Scan the lines and state how many carry "Council". Leave out everything but the number.

# Excerpted data
****************************************

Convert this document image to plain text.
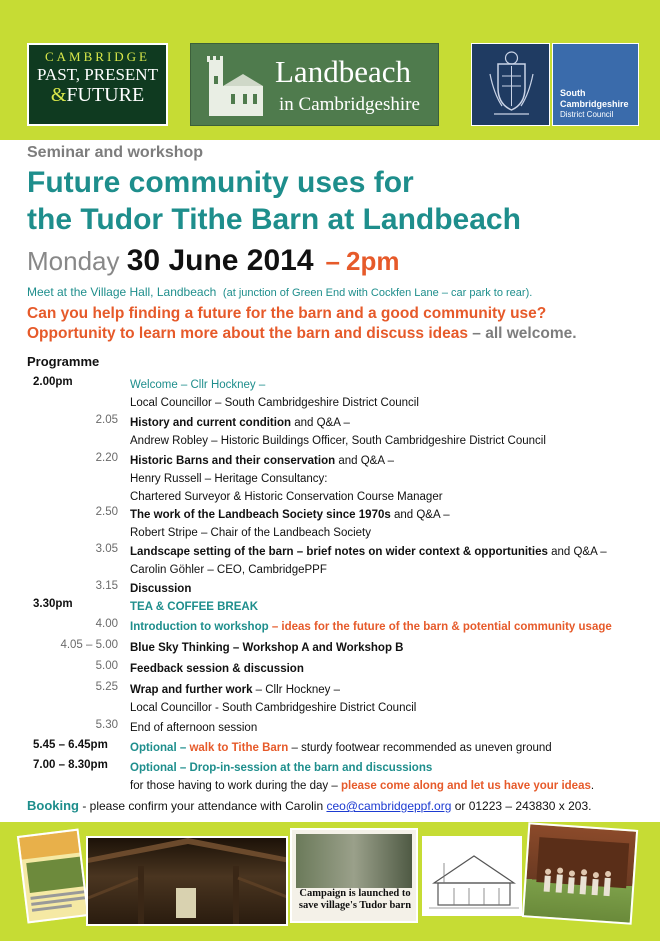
CAMBRIDGE
PAST, PRESENT
&FUTURE
Landbeach
in Cambridgeshire
South
Cambridgeshire
District Council
Seminar and workshop
Future community uses for
the Tudor Tithe Barn at Landbeach
Monday 30 June 2014 – 2pm
Meet at the Village Hall, Landbeach (at junction of Green End with Cockfen Lane – car park to rear).
Can you help finding a future for the barn and a good community use?
Opportunity to learn more about the barn and discuss ideas – all welcome.
Programme
2.00pm	Welcome – Cllr Hockney –
Local Councillor – South Cambridgeshire District Council
2.05 History and current condition and Q&A –
Andrew Robley – Historic Buildings Officer, South Cambridgeshire District Council
2.20 Historic Barns and their conservation and Q&A –
Henry Russell – Heritage Consultancy:
Chartered Surveyor & Historic Conservation Course Manager
2.50 The work of the Landbeach Society since 1970s and Q&A –
Robert Stripe – Chair of the Landbeach Society
3.05 Landscape setting of the barn – brief notes on wider context & opportunities and Q&A –
Carolin Göhler – CEO, CambridgePPF
3.15 Discussion
3.30pm	TEA & COFFEE BREAK
4.00 Introduction to workshop – ideas for the future of the barn & potential community usage
4.05 – 5.00 Blue Sky Thinking – Workshop A and Workshop B
5.00 Feedback session & discussion
5.25 Wrap and further work – Cllr Hockney –
Local Councillor - South Cambridgeshire District Council
5.30 End of afternoon session
5.45 – 6.45pm Optional – walk to Tithe Barn – sturdy footwear recommended as uneven ground
7.00 – 8.30pm Optional – Drop-in-session at the barn and discussions
for those having to work during the day – please come along and let us have your ideas.
Booking - please confirm your attendance with Carolin ceo@cambridgeppf.org or 01223 – 243830 x 203.
Campaign is launched to save village's Tudor barn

****************************************

# Complete output
4